:: Dataset records ::

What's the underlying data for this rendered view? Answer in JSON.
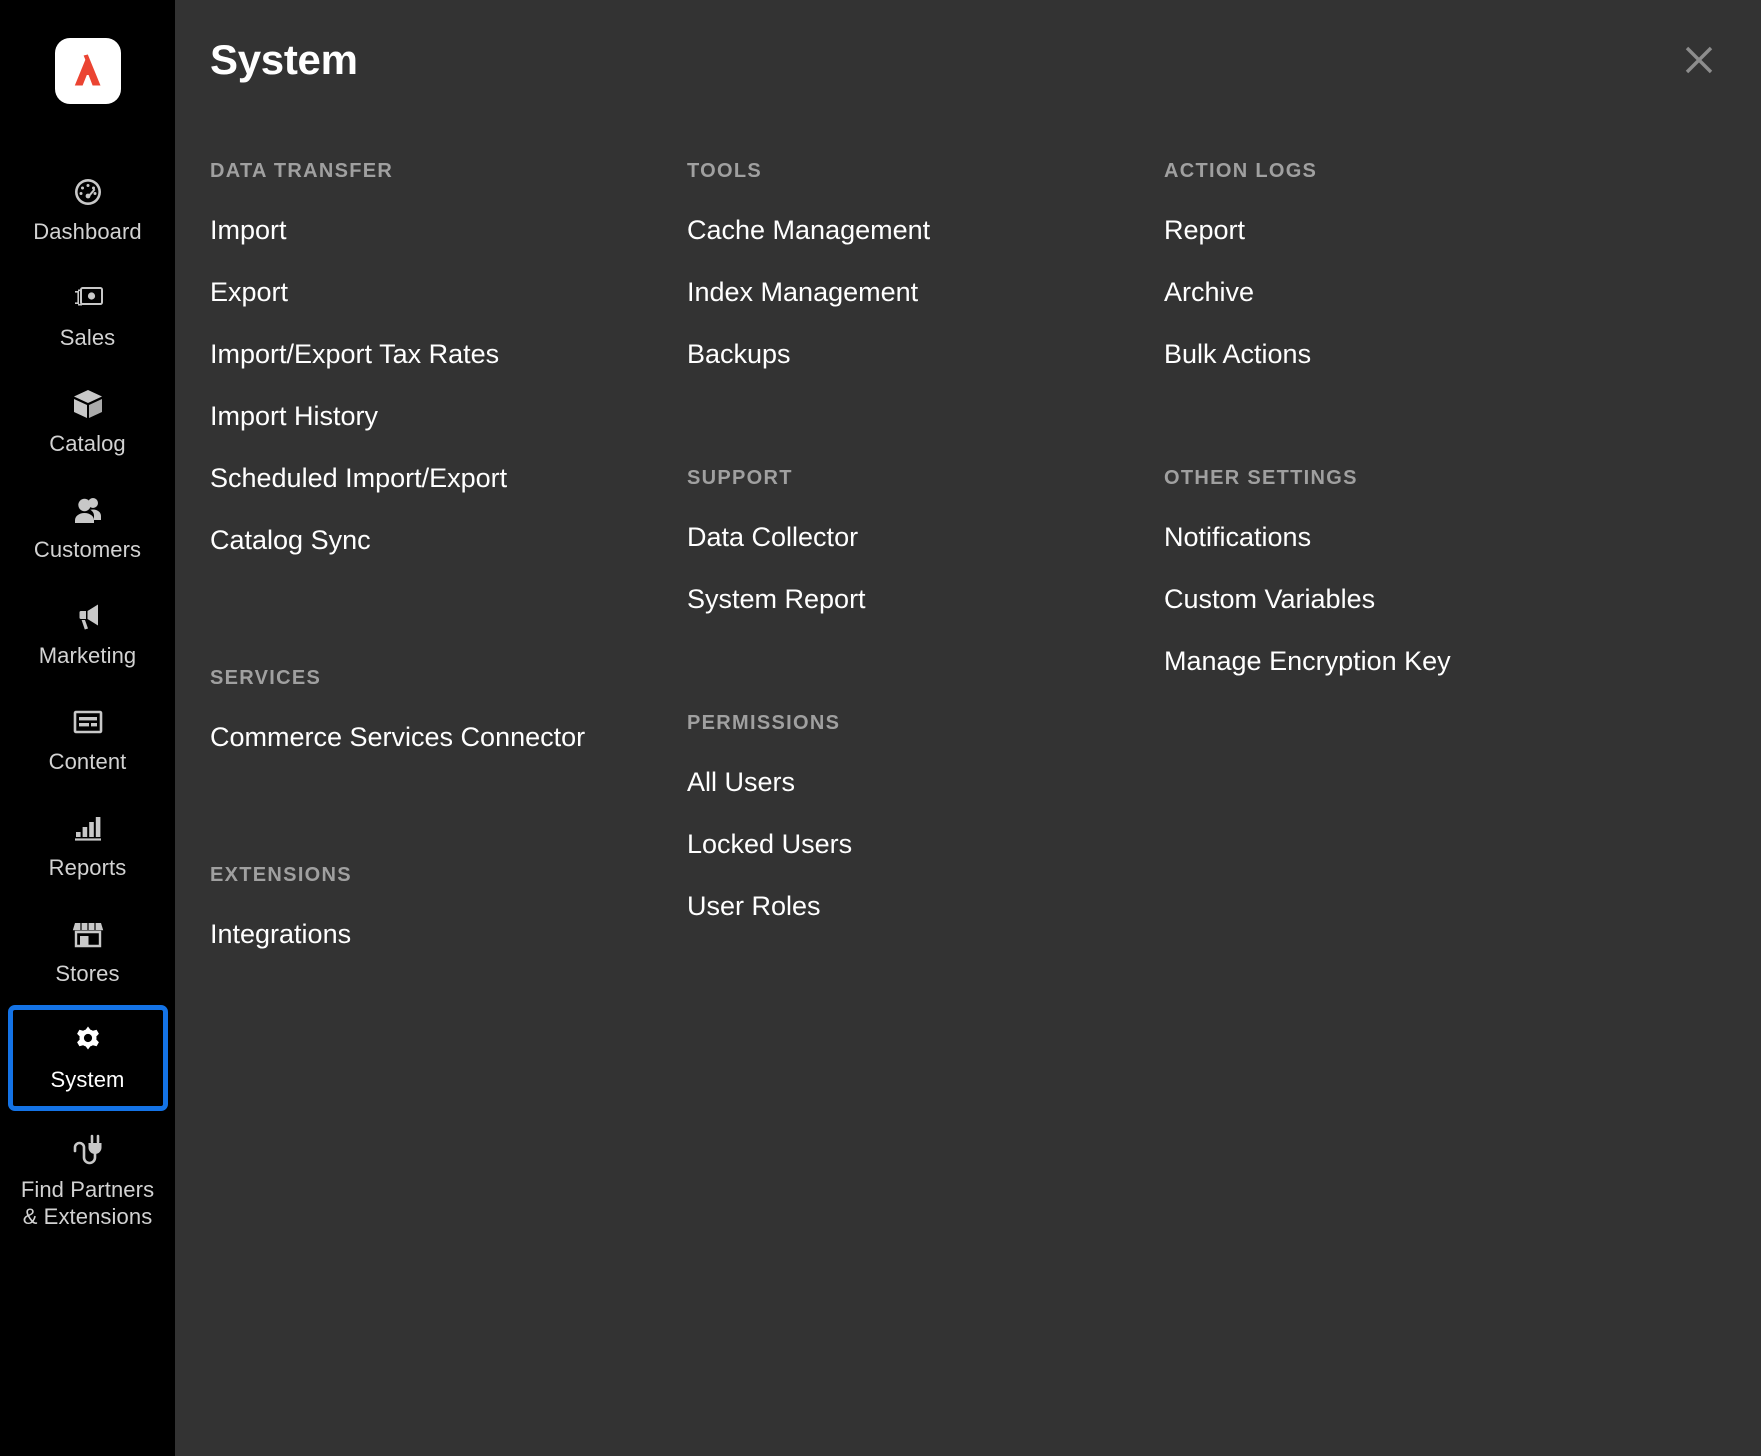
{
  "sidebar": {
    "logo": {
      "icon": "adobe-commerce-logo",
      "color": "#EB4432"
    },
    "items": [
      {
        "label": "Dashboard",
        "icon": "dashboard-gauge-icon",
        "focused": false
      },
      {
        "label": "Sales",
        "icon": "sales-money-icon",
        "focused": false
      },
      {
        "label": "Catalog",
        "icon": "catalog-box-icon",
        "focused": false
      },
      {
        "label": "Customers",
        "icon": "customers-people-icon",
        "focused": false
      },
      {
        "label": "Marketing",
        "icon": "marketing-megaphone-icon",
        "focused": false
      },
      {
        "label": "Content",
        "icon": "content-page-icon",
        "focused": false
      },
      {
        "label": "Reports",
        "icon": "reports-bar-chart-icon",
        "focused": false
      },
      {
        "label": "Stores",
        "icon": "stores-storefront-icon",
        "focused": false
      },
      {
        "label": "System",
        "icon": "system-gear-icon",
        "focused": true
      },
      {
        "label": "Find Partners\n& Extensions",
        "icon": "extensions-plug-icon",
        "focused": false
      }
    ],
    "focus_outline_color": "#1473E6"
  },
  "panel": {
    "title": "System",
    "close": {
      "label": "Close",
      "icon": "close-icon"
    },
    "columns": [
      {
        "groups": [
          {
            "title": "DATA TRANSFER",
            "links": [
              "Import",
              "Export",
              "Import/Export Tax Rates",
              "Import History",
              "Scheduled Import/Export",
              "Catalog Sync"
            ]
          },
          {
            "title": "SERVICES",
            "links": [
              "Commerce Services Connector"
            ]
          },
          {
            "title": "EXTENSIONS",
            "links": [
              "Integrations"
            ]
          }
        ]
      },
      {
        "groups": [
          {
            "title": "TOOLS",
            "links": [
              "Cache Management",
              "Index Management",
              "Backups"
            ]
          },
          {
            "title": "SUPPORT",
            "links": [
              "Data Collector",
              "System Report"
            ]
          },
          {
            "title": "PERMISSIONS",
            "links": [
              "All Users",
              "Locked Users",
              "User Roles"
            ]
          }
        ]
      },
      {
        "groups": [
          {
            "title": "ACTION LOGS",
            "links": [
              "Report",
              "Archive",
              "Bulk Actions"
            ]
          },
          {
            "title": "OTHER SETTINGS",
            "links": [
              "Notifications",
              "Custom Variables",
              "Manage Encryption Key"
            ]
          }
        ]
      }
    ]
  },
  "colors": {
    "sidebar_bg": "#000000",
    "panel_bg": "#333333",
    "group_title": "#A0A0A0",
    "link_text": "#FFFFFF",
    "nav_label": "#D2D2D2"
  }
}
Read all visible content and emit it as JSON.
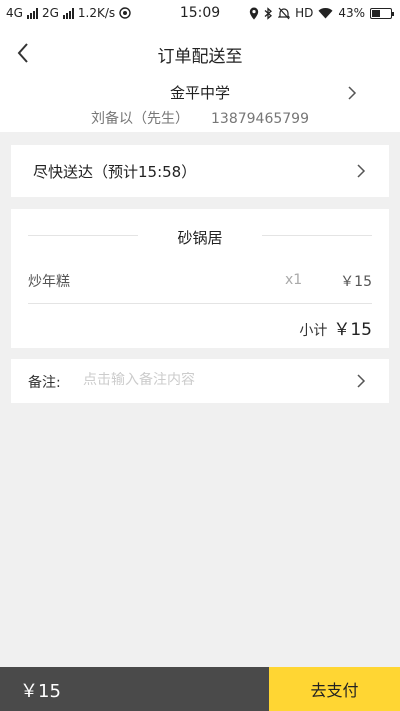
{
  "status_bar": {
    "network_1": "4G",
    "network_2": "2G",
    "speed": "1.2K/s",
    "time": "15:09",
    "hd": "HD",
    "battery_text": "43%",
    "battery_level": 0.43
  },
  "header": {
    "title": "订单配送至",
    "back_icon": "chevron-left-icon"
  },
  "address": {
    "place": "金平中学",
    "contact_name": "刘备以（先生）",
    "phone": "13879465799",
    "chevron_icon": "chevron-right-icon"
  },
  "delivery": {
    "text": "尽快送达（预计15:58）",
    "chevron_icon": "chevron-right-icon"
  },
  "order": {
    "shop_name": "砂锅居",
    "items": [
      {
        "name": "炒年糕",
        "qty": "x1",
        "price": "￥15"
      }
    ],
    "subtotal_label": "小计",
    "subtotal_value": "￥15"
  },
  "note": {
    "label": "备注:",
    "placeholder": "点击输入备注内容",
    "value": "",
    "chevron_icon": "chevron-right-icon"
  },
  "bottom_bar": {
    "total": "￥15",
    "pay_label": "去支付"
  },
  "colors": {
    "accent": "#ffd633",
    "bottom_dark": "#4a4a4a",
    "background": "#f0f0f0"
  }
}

:::

Transcribe every line from the records above without alteration, and leave out the images.

What's the underlying data for this rendered view? Answer in JSON.
{
  "sidebar": {
    "logo": {
      "icon": "adobe-commerce-logo",
      "color": "#EB4432"
    },
    "items": [
      {
        "label": "Dashboard",
        "icon": "dashboard-gauge-icon",
        "focused": false
      },
      {
        "label": "Sales",
        "icon": "sales-money-icon",
        "focused": false
      },
      {
        "label": "Catalog",
        "icon": "catalog-box-icon",
        "focused": false
      },
      {
        "label": "Customers",
        "icon": "customers-people-icon",
        "focused": false
      },
      {
        "label": "Marketing",
        "icon": "marketing-megaphone-icon",
        "focused": false
      },
      {
        "label": "Content",
        "icon": "content-page-icon",
        "focused": false
      },
      {
        "label": "Reports",
        "icon": "reports-bar-chart-icon",
        "focused": false
      },
      {
        "label": "Stores",
        "icon": "stores-storefront-icon",
        "focused": false
      },
      {
        "label": "System",
        "icon": "system-gear-icon",
        "focused": true
      },
      {
        "label": "Find Partners\n& Extensions",
        "icon": "extensions-plug-icon",
        "focused": false
      }
    ],
    "focus_outline_color": "#1473E6"
  },
  "panel": {
    "title": "System",
    "close": {
      "label": "Close",
      "icon": "close-icon"
    },
    "columns": [
      {
        "groups": [
          {
            "title": "DATA TRANSFER",
            "links": [
              "Import",
              "Export",
              "Import/Export Tax Rates",
              "Import History",
              "Scheduled Import/Export",
              "Catalog Sync"
            ]
          },
          {
            "title": "SERVICES",
            "links": [
              "Commerce Services Connector"
            ]
          },
          {
            "title": "EXTENSIONS",
            "links": [
              "Integrations"
            ]
          }
        ]
      },
      {
        "groups": [
          {
            "title": "TOOLS",
            "links": [
              "Cache Management",
              "Index Management",
              "Backups"
            ]
          },
          {
            "title": "SUPPORT",
            "links": [
              "Data Collector",
              "System Report"
            ]
          },
          {
            "title": "PERMISSIONS",
            "links": [
              "All Users",
              "Locked Users",
              "User Roles"
            ]
          }
        ]
      },
      {
        "groups": [
          {
            "title": "ACTION LOGS",
            "links": [
              "Report",
              "Archive",
              "Bulk Actions"
            ]
          },
          {
            "title": "OTHER SETTINGS",
            "links": [
              "Notifications",
              "Custom Variables",
              "Manage Encryption Key"
            ]
          }
        ]
      }
    ]
  },
  "colors": {
    "sidebar_bg": "#000000",
    "panel_bg": "#333333",
    "group_title": "#A0A0A0",
    "link_text": "#FFFFFF",
    "nav_label": "#D2D2D2"
  }
}
Read all visible content and emit it as JSON.
{
  "status_bar": {
    "network_1": "4G",
    "network_2": "2G",
    "speed": "1.2K/s",
    "time": "15:09",
    "hd": "HD",
    "battery_text": "43%",
    "battery_level": 0.43
  },
  "header": {
    "title": "订单配送至",
    "back_icon": "chevron-left-icon"
  },
  "address": {
    "place": "金平中学",
    "contact_name": "刘备以（先生）",
    "phone": "13879465799",
    "chevron_icon": "chevron-right-icon"
  },
  "delivery": {
    "text": "尽快送达（预计15:58）",
    "chevron_icon": "chevron-right-icon"
  },
  "order": {
    "shop_name": "砂锅居",
    "items": [
      {
        "name": "炒年糕",
        "qty": "x1",
        "price": "￥15"
      }
    ],
    "subtotal_label": "小计",
    "subtotal_value": "￥15"
  },
  "note": {
    "label": "备注:",
    "placeholder": "点击输入备注内容",
    "value": "",
    "chevron_icon": "chevron-right-icon"
  },
  "bottom_bar": {
    "total": "￥15",
    "pay_label": "去支付"
  },
  "colors": {
    "accent": "#ffd633",
    "bottom_dark": "#4a4a4a",
    "background": "#f0f0f0"
  }
}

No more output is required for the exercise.